Given instruction
Scan the following material for the string "screenshot" and copy each line in which it appears.

Records supplied

○ ○ ○ ○ ○ ○ ○

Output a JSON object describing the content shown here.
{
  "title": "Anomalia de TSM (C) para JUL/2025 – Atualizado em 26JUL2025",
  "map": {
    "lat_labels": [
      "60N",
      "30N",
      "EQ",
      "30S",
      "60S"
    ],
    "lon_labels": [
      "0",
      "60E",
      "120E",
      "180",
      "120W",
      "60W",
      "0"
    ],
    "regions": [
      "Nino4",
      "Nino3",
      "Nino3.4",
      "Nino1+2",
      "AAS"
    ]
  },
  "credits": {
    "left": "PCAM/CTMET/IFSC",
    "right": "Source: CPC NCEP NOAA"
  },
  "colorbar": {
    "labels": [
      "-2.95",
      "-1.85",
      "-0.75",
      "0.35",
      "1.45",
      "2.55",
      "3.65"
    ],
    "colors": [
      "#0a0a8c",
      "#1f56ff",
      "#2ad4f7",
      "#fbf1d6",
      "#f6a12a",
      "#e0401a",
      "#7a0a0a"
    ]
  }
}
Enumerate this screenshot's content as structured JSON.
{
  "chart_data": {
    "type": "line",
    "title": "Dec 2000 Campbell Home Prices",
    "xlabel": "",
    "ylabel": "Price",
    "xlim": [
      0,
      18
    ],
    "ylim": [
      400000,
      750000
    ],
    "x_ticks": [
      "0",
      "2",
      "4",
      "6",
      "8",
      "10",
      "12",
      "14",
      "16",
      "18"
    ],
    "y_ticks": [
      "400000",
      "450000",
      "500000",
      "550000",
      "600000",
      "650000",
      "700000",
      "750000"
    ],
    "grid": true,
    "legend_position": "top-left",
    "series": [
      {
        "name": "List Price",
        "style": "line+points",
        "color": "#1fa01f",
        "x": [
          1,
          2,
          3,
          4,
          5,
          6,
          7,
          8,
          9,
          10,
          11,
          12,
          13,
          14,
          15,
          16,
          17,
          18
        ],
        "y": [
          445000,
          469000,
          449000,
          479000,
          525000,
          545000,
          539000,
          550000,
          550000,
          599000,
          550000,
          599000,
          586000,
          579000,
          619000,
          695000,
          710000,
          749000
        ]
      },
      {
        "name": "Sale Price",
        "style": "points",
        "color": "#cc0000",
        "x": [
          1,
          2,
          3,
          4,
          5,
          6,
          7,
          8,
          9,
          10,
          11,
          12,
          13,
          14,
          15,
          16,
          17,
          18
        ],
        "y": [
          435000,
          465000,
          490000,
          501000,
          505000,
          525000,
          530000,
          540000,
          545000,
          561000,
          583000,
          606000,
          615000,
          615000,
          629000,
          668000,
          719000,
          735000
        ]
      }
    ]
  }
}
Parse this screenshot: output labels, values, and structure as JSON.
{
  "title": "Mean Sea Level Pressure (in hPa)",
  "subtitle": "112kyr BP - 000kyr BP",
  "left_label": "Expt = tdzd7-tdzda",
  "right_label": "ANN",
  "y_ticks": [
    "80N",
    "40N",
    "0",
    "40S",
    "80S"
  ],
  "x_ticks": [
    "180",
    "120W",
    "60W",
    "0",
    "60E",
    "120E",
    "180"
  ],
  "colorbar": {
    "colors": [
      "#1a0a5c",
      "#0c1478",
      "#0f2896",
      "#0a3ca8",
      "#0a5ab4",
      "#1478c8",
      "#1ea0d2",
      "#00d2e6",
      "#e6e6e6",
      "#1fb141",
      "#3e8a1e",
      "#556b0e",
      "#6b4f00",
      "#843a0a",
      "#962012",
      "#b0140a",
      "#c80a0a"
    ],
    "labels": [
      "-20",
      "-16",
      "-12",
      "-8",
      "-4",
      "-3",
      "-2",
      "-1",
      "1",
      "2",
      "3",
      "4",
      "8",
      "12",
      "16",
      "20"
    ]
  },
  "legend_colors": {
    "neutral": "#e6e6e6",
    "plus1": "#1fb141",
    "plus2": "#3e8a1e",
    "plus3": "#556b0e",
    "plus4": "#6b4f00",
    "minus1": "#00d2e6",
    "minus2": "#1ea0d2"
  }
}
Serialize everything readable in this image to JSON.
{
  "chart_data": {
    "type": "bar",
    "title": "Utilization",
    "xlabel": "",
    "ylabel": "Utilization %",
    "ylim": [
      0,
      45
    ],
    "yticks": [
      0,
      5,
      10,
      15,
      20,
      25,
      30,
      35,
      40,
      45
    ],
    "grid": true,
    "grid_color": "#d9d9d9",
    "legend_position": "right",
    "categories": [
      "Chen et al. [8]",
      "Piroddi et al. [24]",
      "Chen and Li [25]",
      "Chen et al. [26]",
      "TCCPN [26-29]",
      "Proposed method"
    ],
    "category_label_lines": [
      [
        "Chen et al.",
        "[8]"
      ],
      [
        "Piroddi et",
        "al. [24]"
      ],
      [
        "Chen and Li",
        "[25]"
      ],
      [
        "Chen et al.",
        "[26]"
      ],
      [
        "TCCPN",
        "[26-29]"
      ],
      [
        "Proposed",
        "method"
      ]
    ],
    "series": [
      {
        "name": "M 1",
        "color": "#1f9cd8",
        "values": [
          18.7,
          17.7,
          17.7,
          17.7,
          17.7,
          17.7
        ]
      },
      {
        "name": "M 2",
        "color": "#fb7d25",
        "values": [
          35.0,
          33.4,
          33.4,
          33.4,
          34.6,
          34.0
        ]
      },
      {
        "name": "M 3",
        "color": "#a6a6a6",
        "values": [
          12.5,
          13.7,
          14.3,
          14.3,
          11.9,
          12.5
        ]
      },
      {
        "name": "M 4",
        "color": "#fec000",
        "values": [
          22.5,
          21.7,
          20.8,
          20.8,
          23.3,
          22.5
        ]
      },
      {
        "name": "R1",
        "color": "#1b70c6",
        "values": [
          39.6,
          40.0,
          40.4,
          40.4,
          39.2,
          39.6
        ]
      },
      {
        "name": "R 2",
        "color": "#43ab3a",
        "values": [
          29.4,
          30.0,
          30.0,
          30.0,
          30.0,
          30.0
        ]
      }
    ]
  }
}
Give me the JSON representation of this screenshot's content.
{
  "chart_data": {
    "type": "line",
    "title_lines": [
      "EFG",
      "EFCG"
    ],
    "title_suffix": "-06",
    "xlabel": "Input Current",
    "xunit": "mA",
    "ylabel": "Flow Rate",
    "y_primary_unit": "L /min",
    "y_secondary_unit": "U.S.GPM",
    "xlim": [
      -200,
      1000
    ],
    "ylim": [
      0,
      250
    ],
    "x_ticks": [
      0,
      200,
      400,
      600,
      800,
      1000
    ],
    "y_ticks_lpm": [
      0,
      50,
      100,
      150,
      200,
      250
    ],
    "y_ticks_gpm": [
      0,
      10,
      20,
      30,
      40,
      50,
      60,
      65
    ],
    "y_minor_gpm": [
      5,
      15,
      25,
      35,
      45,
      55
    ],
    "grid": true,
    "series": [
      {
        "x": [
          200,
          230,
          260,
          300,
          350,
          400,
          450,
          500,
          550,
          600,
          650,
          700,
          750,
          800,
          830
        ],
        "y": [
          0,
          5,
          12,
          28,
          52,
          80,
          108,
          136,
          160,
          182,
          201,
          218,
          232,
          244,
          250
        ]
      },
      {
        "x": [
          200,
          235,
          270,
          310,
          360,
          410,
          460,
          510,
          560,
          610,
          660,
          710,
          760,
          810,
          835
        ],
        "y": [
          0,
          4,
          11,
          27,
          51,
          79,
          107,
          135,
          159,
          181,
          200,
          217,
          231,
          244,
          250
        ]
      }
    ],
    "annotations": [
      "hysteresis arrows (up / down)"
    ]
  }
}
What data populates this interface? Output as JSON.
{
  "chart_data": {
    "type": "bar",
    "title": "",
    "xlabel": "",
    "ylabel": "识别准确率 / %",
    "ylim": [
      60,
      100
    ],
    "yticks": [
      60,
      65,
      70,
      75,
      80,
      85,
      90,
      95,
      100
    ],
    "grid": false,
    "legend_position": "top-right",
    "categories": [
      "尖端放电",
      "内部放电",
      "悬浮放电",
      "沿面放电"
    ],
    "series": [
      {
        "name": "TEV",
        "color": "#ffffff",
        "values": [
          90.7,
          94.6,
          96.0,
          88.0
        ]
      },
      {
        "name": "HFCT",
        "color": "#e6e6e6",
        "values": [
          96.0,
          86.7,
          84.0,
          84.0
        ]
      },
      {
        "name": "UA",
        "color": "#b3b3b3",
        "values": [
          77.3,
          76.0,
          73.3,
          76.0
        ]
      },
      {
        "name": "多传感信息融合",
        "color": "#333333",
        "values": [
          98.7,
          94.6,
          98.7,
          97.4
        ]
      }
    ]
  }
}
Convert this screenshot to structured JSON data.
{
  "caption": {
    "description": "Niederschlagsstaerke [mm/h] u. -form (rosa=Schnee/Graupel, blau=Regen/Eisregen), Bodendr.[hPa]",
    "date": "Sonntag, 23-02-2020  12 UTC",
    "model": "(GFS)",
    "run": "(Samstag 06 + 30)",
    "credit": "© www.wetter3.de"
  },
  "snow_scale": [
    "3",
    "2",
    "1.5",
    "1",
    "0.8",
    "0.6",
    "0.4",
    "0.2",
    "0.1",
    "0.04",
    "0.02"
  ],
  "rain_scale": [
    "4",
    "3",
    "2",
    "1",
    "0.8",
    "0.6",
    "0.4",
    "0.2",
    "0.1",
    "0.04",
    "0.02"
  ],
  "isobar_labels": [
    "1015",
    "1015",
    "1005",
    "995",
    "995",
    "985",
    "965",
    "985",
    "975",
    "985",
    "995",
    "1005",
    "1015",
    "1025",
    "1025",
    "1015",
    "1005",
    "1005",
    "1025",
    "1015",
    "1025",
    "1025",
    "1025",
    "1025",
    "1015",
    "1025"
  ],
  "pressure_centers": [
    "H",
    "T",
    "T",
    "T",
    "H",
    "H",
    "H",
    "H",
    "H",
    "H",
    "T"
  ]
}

○ ○ ○ ○ ○ ○ ○

Result of the exercise
Enumerate this screenshot's content as structured JSON.
Parse this screenshot: output labels, values, and structure as JSON.
Give me the JSON representation of this screenshot's content.
Convert this screenshot to structured JSON data.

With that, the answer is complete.